* SHORT TASK *
Quote the whole listing word for word, please.

------ INFORMATION PROVIDED

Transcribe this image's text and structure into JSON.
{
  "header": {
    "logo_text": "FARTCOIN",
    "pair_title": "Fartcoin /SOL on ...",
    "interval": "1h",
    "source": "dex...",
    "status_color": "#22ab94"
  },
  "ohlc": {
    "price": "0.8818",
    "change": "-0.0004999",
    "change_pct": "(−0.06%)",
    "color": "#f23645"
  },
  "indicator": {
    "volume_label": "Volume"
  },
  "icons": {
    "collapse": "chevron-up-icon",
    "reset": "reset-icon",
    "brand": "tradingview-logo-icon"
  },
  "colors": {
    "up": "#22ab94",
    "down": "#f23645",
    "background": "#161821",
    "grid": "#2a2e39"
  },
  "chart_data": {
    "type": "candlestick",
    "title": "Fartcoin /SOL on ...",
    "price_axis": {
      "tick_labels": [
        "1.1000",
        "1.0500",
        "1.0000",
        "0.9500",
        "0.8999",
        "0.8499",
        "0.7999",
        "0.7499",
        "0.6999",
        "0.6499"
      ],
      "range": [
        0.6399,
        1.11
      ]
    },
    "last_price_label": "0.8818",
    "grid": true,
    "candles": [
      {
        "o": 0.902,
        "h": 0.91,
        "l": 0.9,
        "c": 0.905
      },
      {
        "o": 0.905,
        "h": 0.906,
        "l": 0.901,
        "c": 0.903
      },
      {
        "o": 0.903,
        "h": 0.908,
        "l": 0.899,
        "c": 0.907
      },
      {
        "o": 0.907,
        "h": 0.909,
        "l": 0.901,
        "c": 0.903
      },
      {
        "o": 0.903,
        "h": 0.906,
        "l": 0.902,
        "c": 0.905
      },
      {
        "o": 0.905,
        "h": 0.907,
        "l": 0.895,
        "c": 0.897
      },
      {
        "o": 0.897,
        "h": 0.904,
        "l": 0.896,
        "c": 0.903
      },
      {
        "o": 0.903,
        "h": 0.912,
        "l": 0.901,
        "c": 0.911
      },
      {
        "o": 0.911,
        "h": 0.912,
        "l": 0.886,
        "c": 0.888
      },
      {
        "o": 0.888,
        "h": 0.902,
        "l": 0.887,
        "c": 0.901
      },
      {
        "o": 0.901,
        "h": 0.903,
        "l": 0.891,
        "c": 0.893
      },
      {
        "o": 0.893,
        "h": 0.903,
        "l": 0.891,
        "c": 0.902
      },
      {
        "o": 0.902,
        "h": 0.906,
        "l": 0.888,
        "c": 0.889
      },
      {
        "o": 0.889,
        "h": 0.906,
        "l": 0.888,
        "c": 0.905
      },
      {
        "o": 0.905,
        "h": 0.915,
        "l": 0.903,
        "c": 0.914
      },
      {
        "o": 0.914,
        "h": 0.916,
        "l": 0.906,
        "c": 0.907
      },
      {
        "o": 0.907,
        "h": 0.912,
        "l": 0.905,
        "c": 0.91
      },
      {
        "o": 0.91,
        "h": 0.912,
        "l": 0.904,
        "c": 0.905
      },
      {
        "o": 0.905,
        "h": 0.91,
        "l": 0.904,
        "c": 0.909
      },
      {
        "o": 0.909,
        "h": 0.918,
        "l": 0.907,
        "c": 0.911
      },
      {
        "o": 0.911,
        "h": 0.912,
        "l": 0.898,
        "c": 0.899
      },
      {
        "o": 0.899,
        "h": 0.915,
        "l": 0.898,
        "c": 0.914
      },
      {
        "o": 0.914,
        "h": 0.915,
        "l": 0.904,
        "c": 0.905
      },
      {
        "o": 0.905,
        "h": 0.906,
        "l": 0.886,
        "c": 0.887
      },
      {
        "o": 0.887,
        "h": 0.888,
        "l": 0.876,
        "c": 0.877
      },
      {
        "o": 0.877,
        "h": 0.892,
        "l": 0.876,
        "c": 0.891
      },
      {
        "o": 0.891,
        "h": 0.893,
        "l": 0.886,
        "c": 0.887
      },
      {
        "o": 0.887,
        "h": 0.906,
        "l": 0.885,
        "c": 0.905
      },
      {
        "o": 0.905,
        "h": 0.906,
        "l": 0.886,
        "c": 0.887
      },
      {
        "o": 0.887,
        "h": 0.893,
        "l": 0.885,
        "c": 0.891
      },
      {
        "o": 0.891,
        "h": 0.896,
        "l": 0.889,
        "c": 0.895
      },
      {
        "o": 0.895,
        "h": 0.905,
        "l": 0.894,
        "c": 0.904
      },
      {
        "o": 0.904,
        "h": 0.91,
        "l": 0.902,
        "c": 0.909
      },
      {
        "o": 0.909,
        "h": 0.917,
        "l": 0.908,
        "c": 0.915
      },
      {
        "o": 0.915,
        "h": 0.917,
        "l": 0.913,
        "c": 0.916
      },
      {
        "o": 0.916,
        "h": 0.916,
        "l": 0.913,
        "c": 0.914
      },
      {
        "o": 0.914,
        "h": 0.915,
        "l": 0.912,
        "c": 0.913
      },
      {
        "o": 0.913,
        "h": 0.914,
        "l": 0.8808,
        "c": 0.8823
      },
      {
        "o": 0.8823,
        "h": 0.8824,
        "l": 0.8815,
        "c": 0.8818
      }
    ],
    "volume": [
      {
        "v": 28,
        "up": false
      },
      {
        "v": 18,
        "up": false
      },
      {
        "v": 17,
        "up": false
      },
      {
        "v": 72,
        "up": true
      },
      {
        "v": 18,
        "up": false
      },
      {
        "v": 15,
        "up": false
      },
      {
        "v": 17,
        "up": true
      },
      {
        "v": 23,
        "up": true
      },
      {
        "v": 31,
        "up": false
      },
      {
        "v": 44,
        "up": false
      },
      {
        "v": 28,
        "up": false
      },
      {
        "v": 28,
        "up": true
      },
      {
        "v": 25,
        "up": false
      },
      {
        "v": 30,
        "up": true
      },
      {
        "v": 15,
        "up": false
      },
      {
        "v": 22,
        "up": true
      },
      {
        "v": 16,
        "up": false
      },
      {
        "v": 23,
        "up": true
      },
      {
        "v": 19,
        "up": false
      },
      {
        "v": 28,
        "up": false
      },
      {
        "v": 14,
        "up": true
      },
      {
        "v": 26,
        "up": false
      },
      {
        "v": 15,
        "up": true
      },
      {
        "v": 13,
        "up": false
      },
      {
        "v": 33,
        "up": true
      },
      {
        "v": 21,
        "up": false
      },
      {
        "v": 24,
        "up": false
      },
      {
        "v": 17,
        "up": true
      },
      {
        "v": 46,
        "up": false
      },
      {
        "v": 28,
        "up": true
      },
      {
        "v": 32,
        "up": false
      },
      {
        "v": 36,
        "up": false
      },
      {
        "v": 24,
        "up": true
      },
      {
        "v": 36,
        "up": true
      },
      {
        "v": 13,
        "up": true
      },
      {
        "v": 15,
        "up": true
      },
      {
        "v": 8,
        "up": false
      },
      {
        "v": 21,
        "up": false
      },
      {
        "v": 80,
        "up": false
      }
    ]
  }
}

------------

* TASK OUTPUT *
Transcribe this image's text and structure into JSON.
{
  "header": {
    "logo_text": "FARTCOIN",
    "pair_title": "Fartcoin /SOL on ...",
    "interval": "1h",
    "source": "dex...",
    "status_color": "#22ab94"
  },
  "ohlc": {
    "price": "0.8818",
    "change": "-0.0004999",
    "change_pct": "(−0.06%)",
    "color": "#f23645"
  },
  "indicator": {
    "volume_label": "Volume"
  },
  "icons": {
    "collapse": "chevron-up-icon",
    "reset": "reset-icon",
    "brand": "tradingview-logo-icon"
  },
  "colors": {
    "up": "#22ab94",
    "down": "#f23645",
    "background": "#161821",
    "grid": "#2a2e39"
  },
  "chart_data": {
    "type": "candlestick",
    "title": "Fartcoin /SOL on ...",
    "price_axis": {
      "tick_labels": [
        "1.1000",
        "1.0500",
        "1.0000",
        "0.9500",
        "0.8999",
        "0.8499",
        "0.7999",
        "0.7499",
        "0.6999",
        "0.6499"
      ],
      "range": [
        0.6399,
        1.11
      ]
    },
    "last_price_label": "0.8818",
    "grid": true,
    "candles": [
      {
        "o": 0.902,
        "h": 0.91,
        "l": 0.9,
        "c": 0.905
      },
      {
        "o": 0.905,
        "h": 0.906,
        "l": 0.901,
        "c": 0.903
      },
      {
        "o": 0.903,
        "h": 0.908,
        "l": 0.899,
        "c": 0.907
      },
      {
        "o": 0.907,
        "h": 0.909,
        "l": 0.901,
        "c": 0.903
      },
      {
        "o": 0.903,
        "h": 0.906,
        "l": 0.902,
        "c": 0.905
      },
      {
        "o": 0.905,
        "h": 0.907,
        "l": 0.895,
        "c": 0.897
      },
      {
        "o": 0.897,
        "h": 0.904,
        "l": 0.896,
        "c": 0.903
      },
      {
        "o": 0.903,
        "h": 0.912,
        "l": 0.901,
        "c": 0.911
      },
      {
        "o": 0.911,
        "h": 0.912,
        "l": 0.886,
        "c": 0.888
      },
      {
        "o": 0.888,
        "h": 0.902,
        "l": 0.887,
        "c": 0.901
      },
      {
        "o": 0.901,
        "h": 0.903,
        "l": 0.891,
        "c": 0.893
      },
      {
        "o": 0.893,
        "h": 0.903,
        "l": 0.891,
        "c": 0.902
      },
      {
        "o": 0.902,
        "h": 0.906,
        "l": 0.888,
        "c": 0.889
      },
      {
        "o": 0.889,
        "h": 0.906,
        "l": 0.888,
        "c": 0.905
      },
      {
        "o": 0.905,
        "h": 0.915,
        "l": 0.903,
        "c": 0.914
      },
      {
        "o": 0.914,
        "h": 0.916,
        "l": 0.906,
        "c": 0.907
      },
      {
        "o": 0.907,
        "h": 0.912,
        "l": 0.905,
        "c": 0.91
      },
      {
        "o": 0.91,
        "h": 0.912,
        "l": 0.904,
        "c": 0.905
      },
      {
        "o": 0.905,
        "h": 0.91,
        "l": 0.904,
        "c": 0.909
      },
      {
        "o": 0.909,
        "h": 0.918,
        "l": 0.907,
        "c": 0.911
      },
      {
        "o": 0.911,
        "h": 0.912,
        "l": 0.898,
        "c": 0.899
      },
      {
        "o": 0.899,
        "h": 0.915,
        "l": 0.898,
        "c": 0.914
      },
      {
        "o": 0.914,
        "h": 0.915,
        "l": 0.904,
        "c": 0.905
      },
      {
        "o": 0.905,
        "h": 0.906,
        "l": 0.886,
        "c": 0.887
      },
      {
        "o": 0.887,
        "h": 0.888,
        "l": 0.876,
        "c": 0.877
      },
      {
        "o": 0.877,
        "h": 0.892,
        "l": 0.876,
        "c": 0.891
      },
      {
        "o": 0.891,
        "h": 0.893,
        "l": 0.886,
        "c": 0.887
      },
      {
        "o": 0.887,
        "h": 0.906,
        "l": 0.885,
        "c": 0.905
      },
      {
        "o": 0.905,
        "h": 0.906,
        "l": 0.886,
        "c": 0.887
      },
      {
        "o": 0.887,
        "h": 0.893,
        "l": 0.885,
        "c": 0.891
      },
      {
        "o": 0.891,
        "h": 0.896,
        "l": 0.889,
        "c": 0.895
      },
      {
        "o": 0.895,
        "h": 0.905,
        "l": 0.894,
        "c": 0.904
      },
      {
        "o": 0.904,
        "h": 0.91,
        "l": 0.902,
        "c": 0.909
      },
      {
        "o": 0.909,
        "h": 0.917,
        "l": 0.908,
        "c": 0.915
      },
      {
        "o": 0.915,
        "h": 0.917,
        "l": 0.913,
        "c": 0.916
      },
      {
        "o": 0.916,
        "h": 0.916,
        "l": 0.913,
        "c": 0.914
      },
      {
        "o": 0.914,
        "h": 0.915,
        "l": 0.912,
        "c": 0.913
      },
      {
        "o": 0.913,
        "h": 0.914,
        "l": 0.8808,
        "c": 0.8823
      },
      {
        "o": 0.8823,
        "h": 0.8824,
        "l": 0.8815,
        "c": 0.8818
      }
    ],
    "volume": [
      {
        "v": 28,
        "up": false
      },
      {
        "v": 18,
        "up": false
      },
      {
        "v": 17,
        "up": false
      },
      {
        "v": 72,
        "up": true
      },
      {
        "v": 18,
        "up": false
      },
      {
        "v": 15,
        "up": false
      },
      {
        "v": 17,
        "up": true
      },
      {
        "v": 23,
        "up": true
      },
      {
        "v": 31,
        "up": false
      },
      {
        "v": 44,
        "up": false
      },
      {
        "v": 28,
        "up": false
      },
      {
        "v": 28,
        "up": true
      },
      {
        "v": 25,
        "up": false
      },
      {
        "v": 30,
        "up": true
      },
      {
        "v": 15,
        "up": false
      },
      {
        "v": 22,
        "up": true
      },
      {
        "v": 16,
        "up": false
      },
      {
        "v": 23,
        "up": true
      },
      {
        "v": 19,
        "up": false
      },
      {
        "v": 28,
        "up": false
      },
      {
        "v": 14,
        "up": true
      },
      {
        "v": 26,
        "up": false
      },
      {
        "v": 15,
        "up": true
      },
      {
        "v": 13,
        "up": false
      },
      {
        "v": 33,
        "up": true
      },
      {
        "v": 21,
        "up": false
      },
      {
        "v": 24,
        "up": false
      },
      {
        "v": 17,
        "up": true
      },
      {
        "v": 46,
        "up": false
      },
      {
        "v": 28,
        "up": true
      },
      {
        "v": 32,
        "up": false
      },
      {
        "v": 36,
        "up": false
      },
      {
        "v": 24,
        "up": true
      },
      {
        "v": 36,
        "up": true
      },
      {
        "v": 13,
        "up": true
      },
      {
        "v": 15,
        "up": true
      },
      {
        "v": 8,
        "up": false
      },
      {
        "v": 21,
        "up": false
      },
      {
        "v": 80,
        "up": false
      }
    ]
  }
}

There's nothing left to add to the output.